Exercise
Find every line below that contains the word "chọn" and copy it out.

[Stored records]
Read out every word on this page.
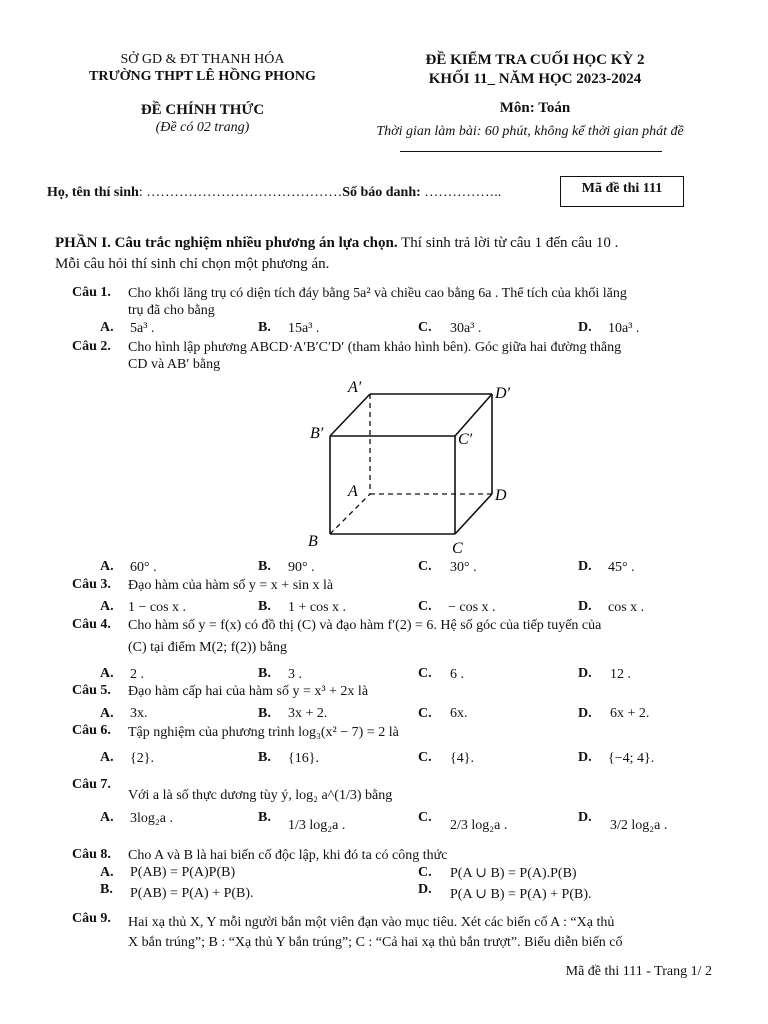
SỞ GD & ĐT THANH HÓA
TRƯỜNG THPT LÊ HỒNG PHONG
ĐỀ CHÍNH THỨC
(Đề có 02 trang)
ĐỀ KIỂM TRA CUỐI HỌC KỲ 2
KHỐI 11_ NĂM HỌC 2023-2024
Môn: Toán
Thời gian làm bài: 60 phút, không kể thời gian phát đề
Họ, tên thí sinh: ……………………………………Số báo danh: ……………..	Mã đề thi 111
PHẦN I. Câu trắc nghiệm nhiều phương án lựa chọn. Thí sinh trả lời từ câu 1 đến câu 10 .
Mỗi câu hỏi thí sinh chỉ chọn một phương án.
Câu 1. Cho khối lăng trụ có diện tích đáy bằng 5a² và chiều cao bằng 6a . Thể tích của khối lăng
trụ đã cho bằng
A. 5a³ .	B. 15a³ .	C. 30a³ .	D. 10a³ .
Câu 2. Cho hình lập phương ABCD·A′B′C′D′ (tham khảo hình bên). Góc giữa hai đường thẳng
CD và AB′ bằng
A′	D′
B′	C′
A	D
B	C
A. 60° .	B. 90° .	C. 30° .	D. 45° .
Câu 3. Đạo hàm của hàm số y = x + sin x là
A. 1 − cos x .	B. 1 + cos x .	C. − cos x .	D. cos x .
Câu 4. Cho hàm số y = f(x) có đồ thị (C) và đạo hàm f′(2) = 6. Hệ số góc của tiếp tuyến của
(C) tại điểm M(2; f(2)) bằng
A. 2 .	B. 3 .	C. 6 .	D. 12 .
Câu 5. Đạo hàm cấp hai của hàm số y = x³ + 2x là
A. 3x.	B. 3x + 2.	C. 6x.	D. 6x + 2.
Câu 6. Tập nghiệm của phương trình log₃(x² − 7) = 2 là
A. {2}.	B. {16}.	C. {4}.	D. {−4; 4}.
Câu 7.
Với a là số thực dương tùy ý, log₂ a^(1/3) bằng
A. 3log₂a .	B.
1/3 log₂a .
C.
2/3 log₂a .
D.
3/2 log₂a .
Câu 8. Cho A và B là hai biến cố độc lập, khi đó ta có công thức
A. P(AB) = P(A)P(B)
B. P(AB) = P(A) + P(B).
C. P(A ∪ B) = P(A).P(B)
D. P(A ∪ B) = P(A) + P(B).
Câu 9. Hai xạ thủ X, Y mỗi người bắn một viên đạn vào mục tiêu. Xét các biến cố A : “Xạ thủ
X bắn trúng”; B : “Xạ thủ Y bắn trúng”; C : “Cả hai xạ thủ bắn trượt”. Biểu diễn biến cố
Mã đề thi 111 - Trang 1/ 2
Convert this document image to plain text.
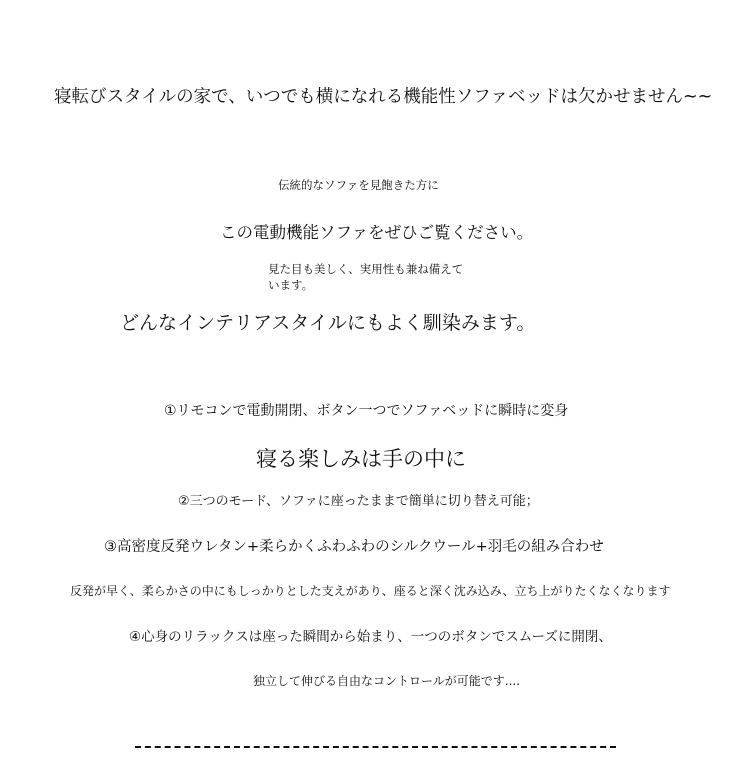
寝転びスタイルの家で、いつでも横になれる機能性ソファベッドは欠かせません~~
伝統的なソファを見飽きた方に
この電動機能ソファをぜひご覧ください。
見た目も美しく、実用性も兼ね備えています。
どんなインテリアスタイルにもよく馴染みます。
①リモコンで電動開閉、ボタン一つでソファベッドに瞬時に変身
寝る楽しみは手の中に
②三つのモード、ソファに座ったままで簡単に切り替え可能；
③高密度反発ウレタン+柔らかくふわふわのシルクウール+羽毛の組み合わせ
反発が早く、柔らかさの中にもしっかりとした支えがあり、座ると深く沈み込み、立ち上がりたくなくなります
④心身のリラックスは座った瞬間から始まり、一つのボタンでスムーズに開閉、
独立して伸びる自由なコントロールが可能です....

Finished exercise
PHẦN I. Câu trắc nghiệm nhiều phương án lựa chọn. Thí sinh trả lời từ câu 1 đến câu 10 .
Mỗi câu hỏi thí sinh chỉ chọn một phương án.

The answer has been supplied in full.